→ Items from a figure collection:
####

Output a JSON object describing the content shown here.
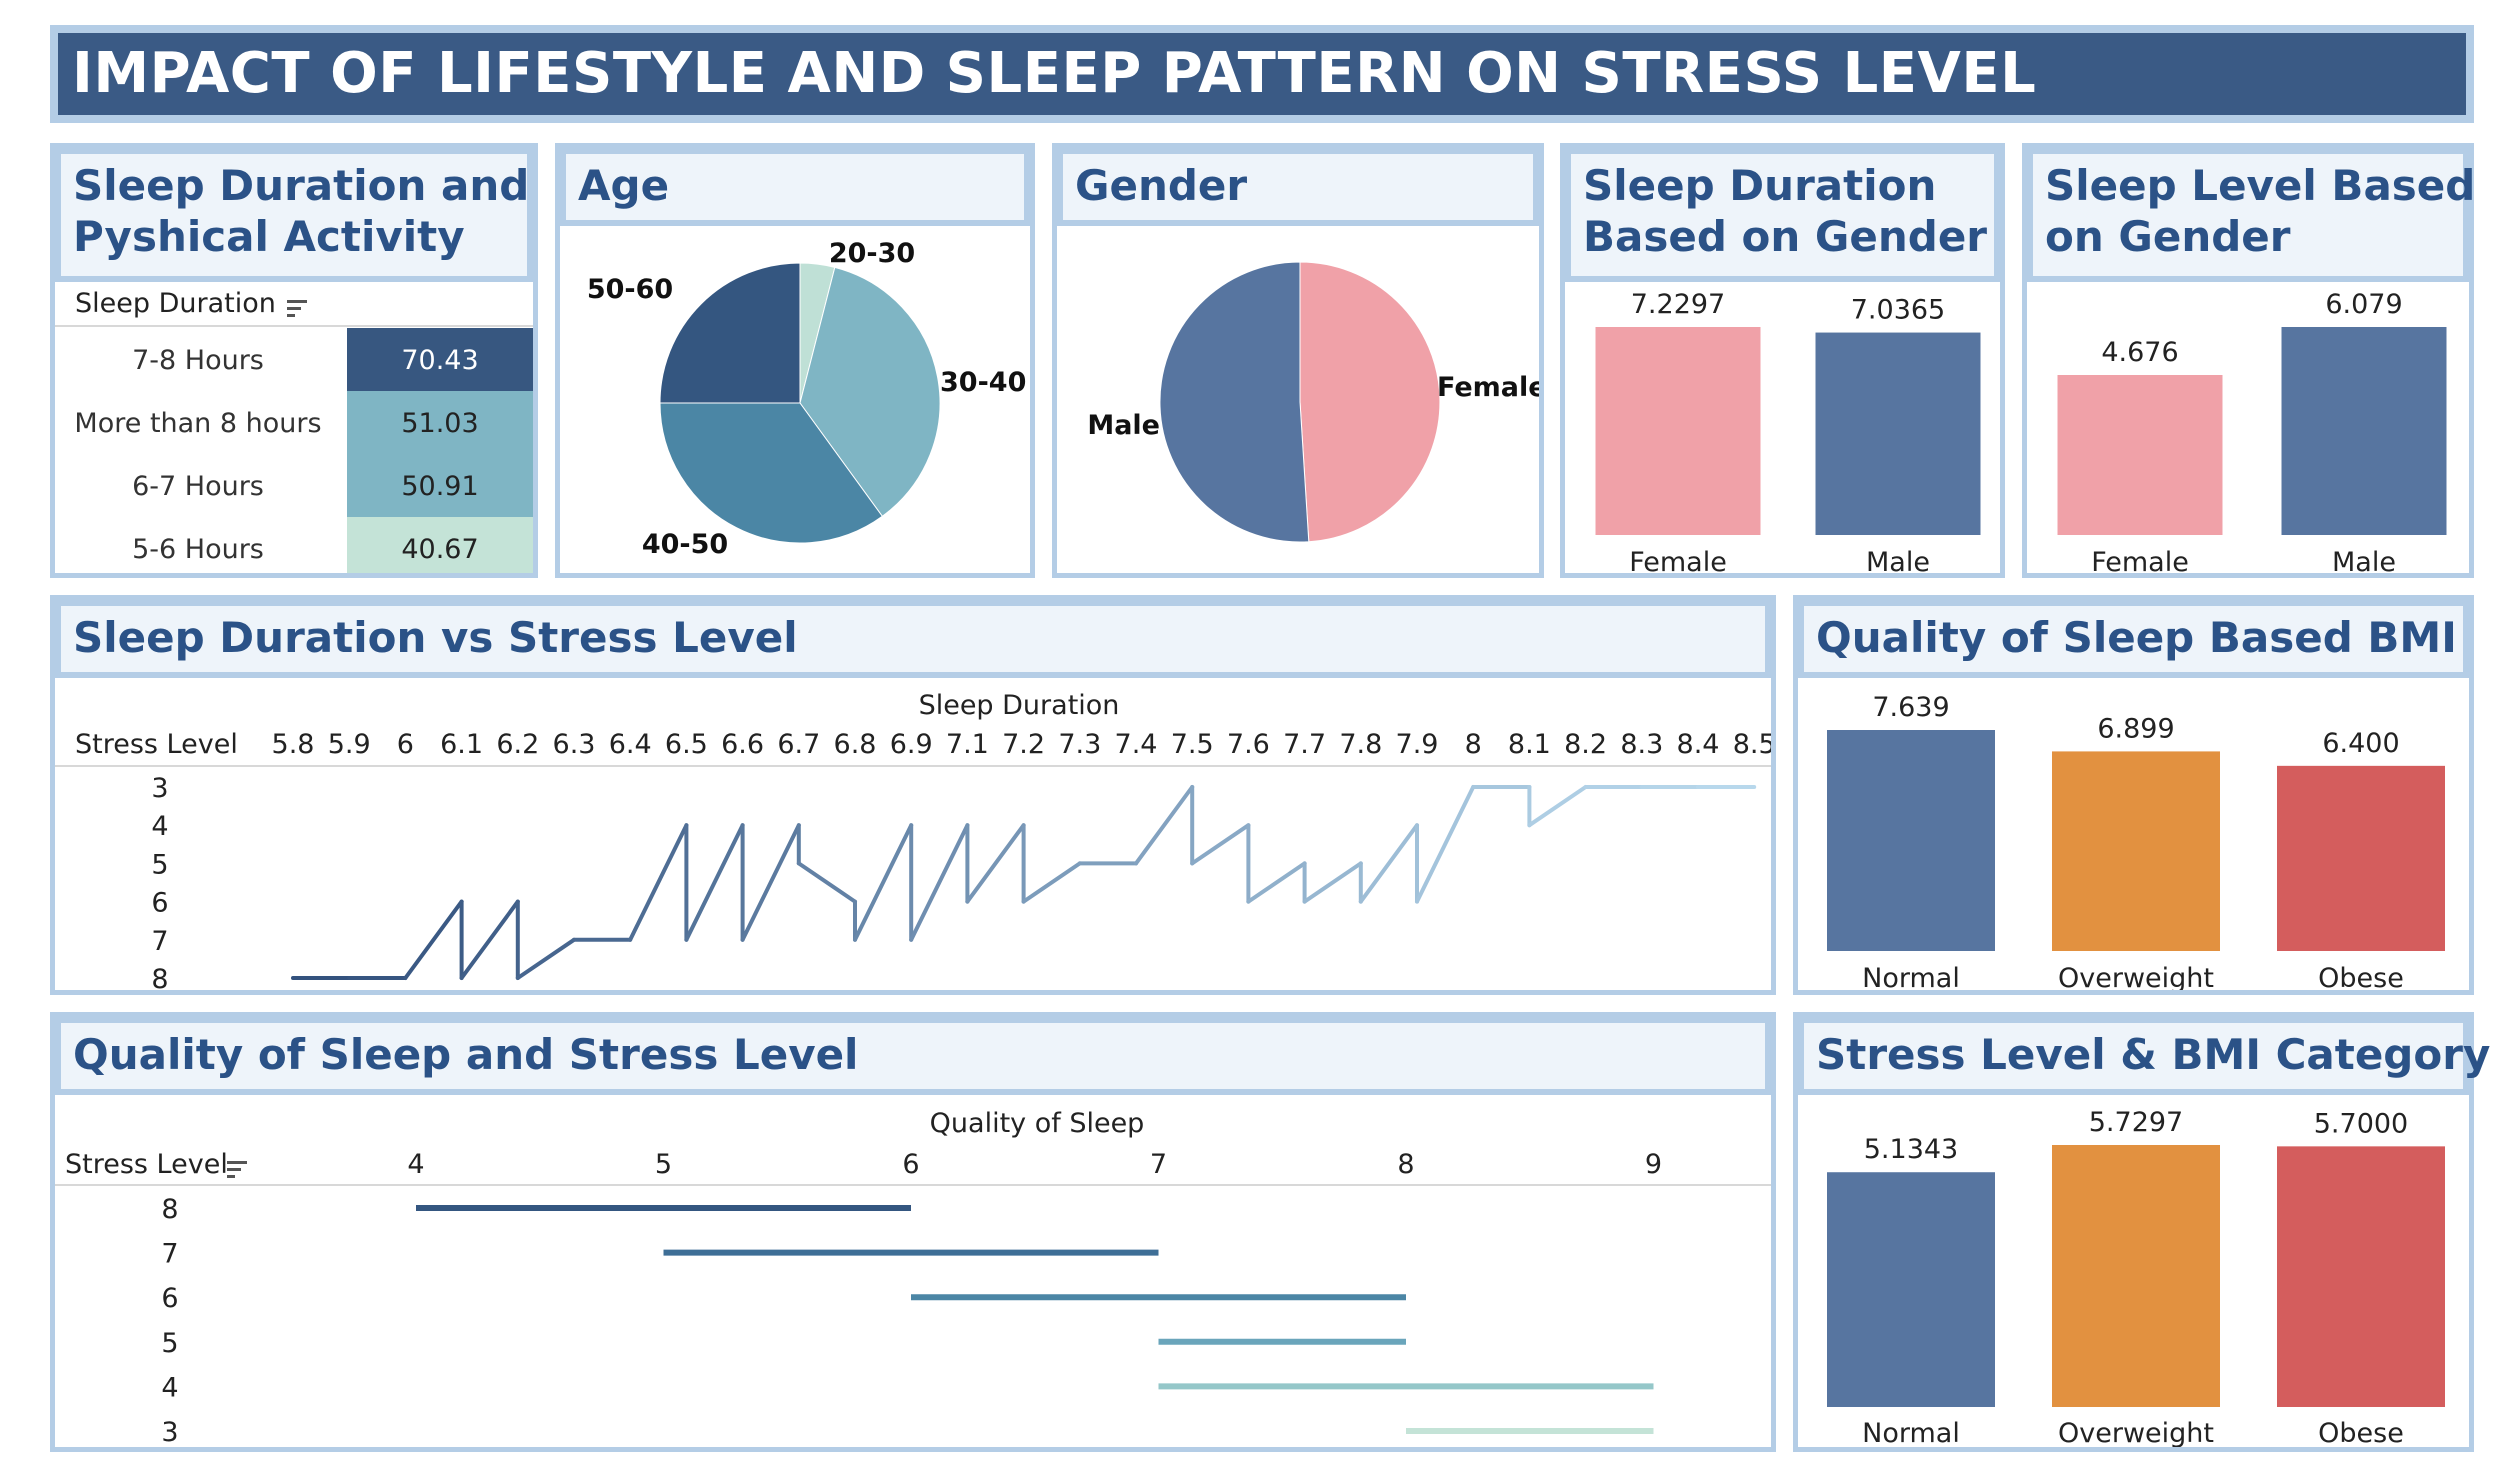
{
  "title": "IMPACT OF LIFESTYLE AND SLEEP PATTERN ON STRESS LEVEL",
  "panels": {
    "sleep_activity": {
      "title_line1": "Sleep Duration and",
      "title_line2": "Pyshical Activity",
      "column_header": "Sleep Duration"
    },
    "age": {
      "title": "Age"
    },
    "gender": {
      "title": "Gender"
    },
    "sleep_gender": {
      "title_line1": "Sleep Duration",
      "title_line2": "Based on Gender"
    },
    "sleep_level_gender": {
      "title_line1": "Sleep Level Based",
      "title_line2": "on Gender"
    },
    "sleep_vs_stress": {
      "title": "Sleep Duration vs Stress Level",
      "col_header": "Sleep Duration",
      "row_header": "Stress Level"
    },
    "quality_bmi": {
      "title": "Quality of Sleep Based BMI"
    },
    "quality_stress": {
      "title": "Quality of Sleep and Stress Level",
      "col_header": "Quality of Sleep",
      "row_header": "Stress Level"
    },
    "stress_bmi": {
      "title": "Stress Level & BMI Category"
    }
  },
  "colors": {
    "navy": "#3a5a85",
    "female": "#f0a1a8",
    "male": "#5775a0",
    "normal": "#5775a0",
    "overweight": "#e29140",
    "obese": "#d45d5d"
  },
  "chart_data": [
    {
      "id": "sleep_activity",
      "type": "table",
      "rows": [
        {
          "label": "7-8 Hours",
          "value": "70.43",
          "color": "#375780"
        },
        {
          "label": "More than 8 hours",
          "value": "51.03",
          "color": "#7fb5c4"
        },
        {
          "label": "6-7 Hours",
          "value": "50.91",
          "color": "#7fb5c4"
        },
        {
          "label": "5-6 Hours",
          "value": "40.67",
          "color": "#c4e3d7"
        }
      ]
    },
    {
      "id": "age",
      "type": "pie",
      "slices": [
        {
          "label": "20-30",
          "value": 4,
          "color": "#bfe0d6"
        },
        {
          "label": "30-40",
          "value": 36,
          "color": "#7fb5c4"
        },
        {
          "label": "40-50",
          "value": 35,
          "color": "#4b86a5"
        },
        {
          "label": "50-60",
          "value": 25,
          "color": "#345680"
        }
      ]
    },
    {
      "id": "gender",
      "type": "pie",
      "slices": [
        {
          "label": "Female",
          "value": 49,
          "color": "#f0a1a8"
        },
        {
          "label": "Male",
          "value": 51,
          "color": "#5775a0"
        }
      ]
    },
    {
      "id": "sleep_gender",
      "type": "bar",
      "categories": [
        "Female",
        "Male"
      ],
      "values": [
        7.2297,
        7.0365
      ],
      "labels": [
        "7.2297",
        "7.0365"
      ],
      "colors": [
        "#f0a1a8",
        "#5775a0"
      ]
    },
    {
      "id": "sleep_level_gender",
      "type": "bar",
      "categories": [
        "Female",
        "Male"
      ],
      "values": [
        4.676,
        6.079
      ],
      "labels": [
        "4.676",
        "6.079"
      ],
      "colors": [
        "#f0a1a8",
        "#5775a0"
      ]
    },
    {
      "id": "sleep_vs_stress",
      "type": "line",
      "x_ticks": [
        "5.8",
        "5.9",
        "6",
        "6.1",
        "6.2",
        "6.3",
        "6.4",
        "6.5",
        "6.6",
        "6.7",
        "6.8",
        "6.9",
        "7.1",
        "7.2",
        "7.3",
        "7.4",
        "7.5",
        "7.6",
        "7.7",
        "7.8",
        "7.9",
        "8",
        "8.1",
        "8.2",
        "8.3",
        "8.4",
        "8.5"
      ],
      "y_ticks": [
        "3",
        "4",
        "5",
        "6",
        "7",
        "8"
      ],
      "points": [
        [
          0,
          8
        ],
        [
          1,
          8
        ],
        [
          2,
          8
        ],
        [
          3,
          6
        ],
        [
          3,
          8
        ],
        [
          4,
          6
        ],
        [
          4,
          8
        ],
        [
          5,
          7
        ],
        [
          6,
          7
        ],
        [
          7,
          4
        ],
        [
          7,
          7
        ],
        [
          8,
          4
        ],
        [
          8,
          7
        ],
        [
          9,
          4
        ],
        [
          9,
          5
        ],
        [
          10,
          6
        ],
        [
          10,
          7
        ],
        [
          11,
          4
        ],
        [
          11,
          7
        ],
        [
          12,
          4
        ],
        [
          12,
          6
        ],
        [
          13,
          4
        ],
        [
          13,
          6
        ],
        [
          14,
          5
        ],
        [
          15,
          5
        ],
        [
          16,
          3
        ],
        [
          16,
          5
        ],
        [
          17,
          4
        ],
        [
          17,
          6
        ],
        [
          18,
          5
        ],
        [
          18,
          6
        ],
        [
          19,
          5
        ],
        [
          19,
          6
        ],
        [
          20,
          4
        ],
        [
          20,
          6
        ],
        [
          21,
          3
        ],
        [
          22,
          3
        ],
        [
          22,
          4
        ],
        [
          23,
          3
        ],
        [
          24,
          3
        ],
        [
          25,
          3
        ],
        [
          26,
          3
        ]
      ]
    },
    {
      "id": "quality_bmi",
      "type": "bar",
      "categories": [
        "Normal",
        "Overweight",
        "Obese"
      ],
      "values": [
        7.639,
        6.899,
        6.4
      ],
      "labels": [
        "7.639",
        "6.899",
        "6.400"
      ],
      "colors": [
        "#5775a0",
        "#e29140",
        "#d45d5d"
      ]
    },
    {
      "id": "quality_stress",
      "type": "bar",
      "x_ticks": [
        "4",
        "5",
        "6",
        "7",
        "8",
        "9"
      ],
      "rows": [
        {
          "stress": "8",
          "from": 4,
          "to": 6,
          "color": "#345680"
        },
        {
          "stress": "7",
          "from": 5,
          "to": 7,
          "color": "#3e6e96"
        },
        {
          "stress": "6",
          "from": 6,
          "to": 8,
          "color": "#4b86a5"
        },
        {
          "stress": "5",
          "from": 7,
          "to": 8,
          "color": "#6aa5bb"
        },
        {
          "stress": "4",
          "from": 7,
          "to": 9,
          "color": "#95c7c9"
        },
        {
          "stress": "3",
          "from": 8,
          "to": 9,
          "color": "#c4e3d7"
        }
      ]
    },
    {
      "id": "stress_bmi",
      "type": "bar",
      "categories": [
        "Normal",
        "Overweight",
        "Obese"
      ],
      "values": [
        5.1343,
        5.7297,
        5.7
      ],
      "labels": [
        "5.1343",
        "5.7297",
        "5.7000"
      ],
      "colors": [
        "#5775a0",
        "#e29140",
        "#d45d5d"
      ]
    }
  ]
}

####

→ Stated goal: Repeat the records above exactly, omitting every picture.

→ The output:
Output a JSON object describing the content shown here.
{
  "title": "IMPACT OF LIFESTYLE AND SLEEP PATTERN ON STRESS LEVEL",
  "panels": {
    "sleep_activity": {
      "title_line1": "Sleep Duration and",
      "title_line2": "Pyshical Activity",
      "column_header": "Sleep Duration"
    },
    "age": {
      "title": "Age"
    },
    "gender": {
      "title": "Gender"
    },
    "sleep_gender": {
      "title_line1": "Sleep Duration",
      "title_line2": "Based on Gender"
    },
    "sleep_level_gender": {
      "title_line1": "Sleep Level Based",
      "title_line2": "on Gender"
    },
    "sleep_vs_stress": {
      "title": "Sleep Duration vs Stress Level",
      "col_header": "Sleep Duration",
      "row_header": "Stress Level"
    },
    "quality_bmi": {
      "title": "Quality of Sleep Based BMI"
    },
    "quality_stress": {
      "title": "Quality of Sleep and Stress Level",
      "col_header": "Quality of Sleep",
      "row_header": "Stress Level"
    },
    "stress_bmi": {
      "title": "Stress Level & BMI Category"
    }
  },
  "colors": {
    "navy": "#3a5a85",
    "female": "#f0a1a8",
    "male": "#5775a0",
    "normal": "#5775a0",
    "overweight": "#e29140",
    "obese": "#d45d5d"
  },
  "chart_data": [
    {
      "id": "sleep_activity",
      "type": "table",
      "rows": [
        {
          "label": "7-8 Hours",
          "value": "70.43",
          "color": "#375780"
        },
        {
          "label": "More than 8 hours",
          "value": "51.03",
          "color": "#7fb5c4"
        },
        {
          "label": "6-7 Hours",
          "value": "50.91",
          "color": "#7fb5c4"
        },
        {
          "label": "5-6 Hours",
          "value": "40.67",
          "color": "#c4e3d7"
        }
      ]
    },
    {
      "id": "age",
      "type": "pie",
      "slices": [
        {
          "label": "20-30",
          "value": 4,
          "color": "#bfe0d6"
        },
        {
          "label": "30-40",
          "value": 36,
          "color": "#7fb5c4"
        },
        {
          "label": "40-50",
          "value": 35,
          "color": "#4b86a5"
        },
        {
          "label": "50-60",
          "value": 25,
          "color": "#345680"
        }
      ]
    },
    {
      "id": "gender",
      "type": "pie",
      "slices": [
        {
          "label": "Female",
          "value": 49,
          "color": "#f0a1a8"
        },
        {
          "label": "Male",
          "value": 51,
          "color": "#5775a0"
        }
      ]
    },
    {
      "id": "sleep_gender",
      "type": "bar",
      "categories": [
        "Female",
        "Male"
      ],
      "values": [
        7.2297,
        7.0365
      ],
      "labels": [
        "7.2297",
        "7.0365"
      ],
      "colors": [
        "#f0a1a8",
        "#5775a0"
      ]
    },
    {
      "id": "sleep_level_gender",
      "type": "bar",
      "categories": [
        "Female",
        "Male"
      ],
      "values": [
        4.676,
        6.079
      ],
      "labels": [
        "4.676",
        "6.079"
      ],
      "colors": [
        "#f0a1a8",
        "#5775a0"
      ]
    },
    {
      "id": "sleep_vs_stress",
      "type": "line",
      "x_ticks": [
        "5.8",
        "5.9",
        "6",
        "6.1",
        "6.2",
        "6.3",
        "6.4",
        "6.5",
        "6.6",
        "6.7",
        "6.8",
        "6.9",
        "7.1",
        "7.2",
        "7.3",
        "7.4",
        "7.5",
        "7.6",
        "7.7",
        "7.8",
        "7.9",
        "8",
        "8.1",
        "8.2",
        "8.3",
        "8.4",
        "8.5"
      ],
      "y_ticks": [
        "3",
        "4",
        "5",
        "6",
        "7",
        "8"
      ],
      "points": [
        [
          0,
          8
        ],
        [
          1,
          8
        ],
        [
          2,
          8
        ],
        [
          3,
          6
        ],
        [
          3,
          8
        ],
        [
          4,
          6
        ],
        [
          4,
          8
        ],
        [
          5,
          7
        ],
        [
          6,
          7
        ],
        [
          7,
          4
        ],
        [
          7,
          7
        ],
        [
          8,
          4
        ],
        [
          8,
          7
        ],
        [
          9,
          4
        ],
        [
          9,
          5
        ],
        [
          10,
          6
        ],
        [
          10,
          7
        ],
        [
          11,
          4
        ],
        [
          11,
          7
        ],
        [
          12,
          4
        ],
        [
          12,
          6
        ],
        [
          13,
          4
        ],
        [
          13,
          6
        ],
        [
          14,
          5
        ],
        [
          15,
          5
        ],
        [
          16,
          3
        ],
        [
          16,
          5
        ],
        [
          17,
          4
        ],
        [
          17,
          6
        ],
        [
          18,
          5
        ],
        [
          18,
          6
        ],
        [
          19,
          5
        ],
        [
          19,
          6
        ],
        [
          20,
          4
        ],
        [
          20,
          6
        ],
        [
          21,
          3
        ],
        [
          22,
          3
        ],
        [
          22,
          4
        ],
        [
          23,
          3
        ],
        [
          24,
          3
        ],
        [
          25,
          3
        ],
        [
          26,
          3
        ]
      ]
    },
    {
      "id": "quality_bmi",
      "type": "bar",
      "categories": [
        "Normal",
        "Overweight",
        "Obese"
      ],
      "values": [
        7.639,
        6.899,
        6.4
      ],
      "labels": [
        "7.639",
        "6.899",
        "6.400"
      ],
      "colors": [
        "#5775a0",
        "#e29140",
        "#d45d5d"
      ]
    },
    {
      "id": "quality_stress",
      "type": "bar",
      "x_ticks": [
        "4",
        "5",
        "6",
        "7",
        "8",
        "9"
      ],
      "rows": [
        {
          "stress": "8",
          "from": 4,
          "to": 6,
          "color": "#345680"
        },
        {
          "stress": "7",
          "from": 5,
          "to": 7,
          "color": "#3e6e96"
        },
        {
          "stress": "6",
          "from": 6,
          "to": 8,
          "color": "#4b86a5"
        },
        {
          "stress": "5",
          "from": 7,
          "to": 8,
          "color": "#6aa5bb"
        },
        {
          "stress": "4",
          "from": 7,
          "to": 9,
          "color": "#95c7c9"
        },
        {
          "stress": "3",
          "from": 8,
          "to": 9,
          "color": "#c4e3d7"
        }
      ]
    },
    {
      "id": "stress_bmi",
      "type": "bar",
      "categories": [
        "Normal",
        "Overweight",
        "Obese"
      ],
      "values": [
        5.1343,
        5.7297,
        5.7
      ],
      "labels": [
        "5.1343",
        "5.7297",
        "5.7000"
      ],
      "colors": [
        "#5775a0",
        "#e29140",
        "#d45d5d"
      ]
    }
  ]
}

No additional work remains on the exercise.